DESCRIPTION OF THE TASK: Print each of the entries exactly, leaving nothing out.

DATA FOR THIS EXERCISE:
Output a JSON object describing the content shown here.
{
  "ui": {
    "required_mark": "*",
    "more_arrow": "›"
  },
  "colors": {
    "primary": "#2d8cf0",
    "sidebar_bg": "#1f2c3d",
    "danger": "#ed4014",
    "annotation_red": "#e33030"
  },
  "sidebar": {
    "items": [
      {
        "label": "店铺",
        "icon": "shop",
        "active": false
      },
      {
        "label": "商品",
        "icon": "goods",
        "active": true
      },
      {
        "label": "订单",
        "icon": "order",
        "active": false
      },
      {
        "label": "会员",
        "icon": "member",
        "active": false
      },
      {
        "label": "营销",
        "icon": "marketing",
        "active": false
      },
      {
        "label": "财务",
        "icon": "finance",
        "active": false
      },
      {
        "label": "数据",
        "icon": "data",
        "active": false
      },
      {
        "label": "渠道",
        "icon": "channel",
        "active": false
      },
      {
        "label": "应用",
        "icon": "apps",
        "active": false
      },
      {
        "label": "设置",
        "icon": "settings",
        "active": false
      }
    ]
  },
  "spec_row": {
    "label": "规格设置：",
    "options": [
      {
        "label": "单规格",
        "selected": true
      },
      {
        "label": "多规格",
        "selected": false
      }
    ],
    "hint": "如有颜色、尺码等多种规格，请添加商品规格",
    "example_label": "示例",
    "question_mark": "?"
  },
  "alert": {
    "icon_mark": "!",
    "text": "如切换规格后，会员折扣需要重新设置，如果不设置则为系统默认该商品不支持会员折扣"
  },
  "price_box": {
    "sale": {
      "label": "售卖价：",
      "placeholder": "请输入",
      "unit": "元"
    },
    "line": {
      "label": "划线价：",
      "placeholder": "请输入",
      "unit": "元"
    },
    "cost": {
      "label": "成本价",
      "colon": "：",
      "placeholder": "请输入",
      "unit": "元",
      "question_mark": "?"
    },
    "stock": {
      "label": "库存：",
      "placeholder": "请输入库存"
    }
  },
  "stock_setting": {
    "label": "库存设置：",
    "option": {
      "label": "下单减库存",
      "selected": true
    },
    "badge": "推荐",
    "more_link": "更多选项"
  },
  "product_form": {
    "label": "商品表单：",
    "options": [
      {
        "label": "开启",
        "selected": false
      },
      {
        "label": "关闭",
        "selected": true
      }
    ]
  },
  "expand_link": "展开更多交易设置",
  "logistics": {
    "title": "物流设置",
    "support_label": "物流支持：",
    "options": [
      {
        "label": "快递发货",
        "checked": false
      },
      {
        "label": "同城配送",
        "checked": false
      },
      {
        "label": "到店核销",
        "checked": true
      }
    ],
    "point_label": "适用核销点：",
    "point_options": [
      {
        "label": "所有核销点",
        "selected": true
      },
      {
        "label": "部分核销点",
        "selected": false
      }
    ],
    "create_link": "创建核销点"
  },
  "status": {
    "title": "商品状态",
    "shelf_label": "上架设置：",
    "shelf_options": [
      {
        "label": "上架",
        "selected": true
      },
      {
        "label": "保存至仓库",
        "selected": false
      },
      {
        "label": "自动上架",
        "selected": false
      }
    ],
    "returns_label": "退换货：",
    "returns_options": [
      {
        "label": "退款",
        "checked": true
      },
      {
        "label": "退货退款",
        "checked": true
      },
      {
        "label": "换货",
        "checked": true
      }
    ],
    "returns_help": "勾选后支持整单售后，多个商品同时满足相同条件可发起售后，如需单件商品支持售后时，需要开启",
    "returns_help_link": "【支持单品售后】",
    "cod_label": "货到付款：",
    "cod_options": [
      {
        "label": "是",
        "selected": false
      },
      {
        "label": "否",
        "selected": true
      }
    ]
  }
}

WORKED ANSWER:
Output a JSON object describing the content shown here.
{
  "ui": {
    "required_mark": "*",
    "more_arrow": "›"
  },
  "colors": {
    "primary": "#2d8cf0",
    "sidebar_bg": "#1f2c3d",
    "danger": "#ed4014",
    "annotation_red": "#e33030"
  },
  "sidebar": {
    "items": [
      {
        "label": "店铺",
        "icon": "shop",
        "active": false
      },
      {
        "label": "商品",
        "icon": "goods",
        "active": true
      },
      {
        "label": "订单",
        "icon": "order",
        "active": false
      },
      {
        "label": "会员",
        "icon": "member",
        "active": false
      },
      {
        "label": "营销",
        "icon": "marketing",
        "active": false
      },
      {
        "label": "财务",
        "icon": "finance",
        "active": false
      },
      {
        "label": "数据",
        "icon": "data",
        "active": false
      },
      {
        "label": "渠道",
        "icon": "channel",
        "active": false
      },
      {
        "label": "应用",
        "icon": "apps",
        "active": false
      },
      {
        "label": "设置",
        "icon": "settings",
        "active": false
      }
    ]
  },
  "spec_row": {
    "label": "规格设置：",
    "options": [
      {
        "label": "单规格",
        "selected": true
      },
      {
        "label": "多规格",
        "selected": false
      }
    ],
    "hint": "如有颜色、尺码等多种规格，请添加商品规格",
    "example_label": "示例",
    "question_mark": "?"
  },
  "alert": {
    "icon_mark": "!",
    "text": "如切换规格后，会员折扣需要重新设置，如果不设置则为系统默认该商品不支持会员折扣"
  },
  "price_box": {
    "sale": {
      "label": "售卖价：",
      "placeholder": "请输入",
      "unit": "元"
    },
    "line": {
      "label": "划线价：",
      "placeholder": "请输入",
      "unit": "元"
    },
    "cost": {
      "label": "成本价",
      "colon": "：",
      "placeholder": "请输入",
      "unit": "元",
      "question_mark": "?"
    },
    "stock": {
      "label": "库存：",
      "placeholder": "请输入库存"
    }
  },
  "stock_setting": {
    "label": "库存设置：",
    "option": {
      "label": "下单减库存",
      "selected": true
    },
    "badge": "推荐",
    "more_link": "更多选项"
  },
  "product_form": {
    "label": "商品表单：",
    "options": [
      {
        "label": "开启",
        "selected": false
      },
      {
        "label": "关闭",
        "selected": true
      }
    ]
  },
  "expand_link": "展开更多交易设置",
  "logistics": {
    "title": "物流设置",
    "support_label": "物流支持：",
    "options": [
      {
        "label": "快递发货",
        "checked": false
      },
      {
        "label": "同城配送",
        "checked": false
      },
      {
        "label": "到店核销",
        "checked": true
      }
    ],
    "point_label": "适用核销点：",
    "point_options": [
      {
        "label": "所有核销点",
        "selected": true
      },
      {
        "label": "部分核销点",
        "selected": false
      }
    ],
    "create_link": "创建核销点"
  },
  "status": {
    "title": "商品状态",
    "shelf_label": "上架设置：",
    "shelf_options": [
      {
        "label": "上架",
        "selected": true
      },
      {
        "label": "保存至仓库",
        "selected": false
      },
      {
        "label": "自动上架",
        "selected": false
      }
    ],
    "returns_label": "退换货：",
    "returns_options": [
      {
        "label": "退款",
        "checked": true
      },
      {
        "label": "退货退款",
        "checked": true
      },
      {
        "label": "换货",
        "checked": true
      }
    ],
    "returns_help": "勾选后支持整单售后，多个商品同时满足相同条件可发起售后，如需单件商品支持售后时，需要开启",
    "returns_help_link": "【支持单品售后】",
    "cod_label": "货到付款：",
    "cod_options": [
      {
        "label": "是",
        "selected": false
      },
      {
        "label": "否",
        "selected": true
      }
    ]
  }
}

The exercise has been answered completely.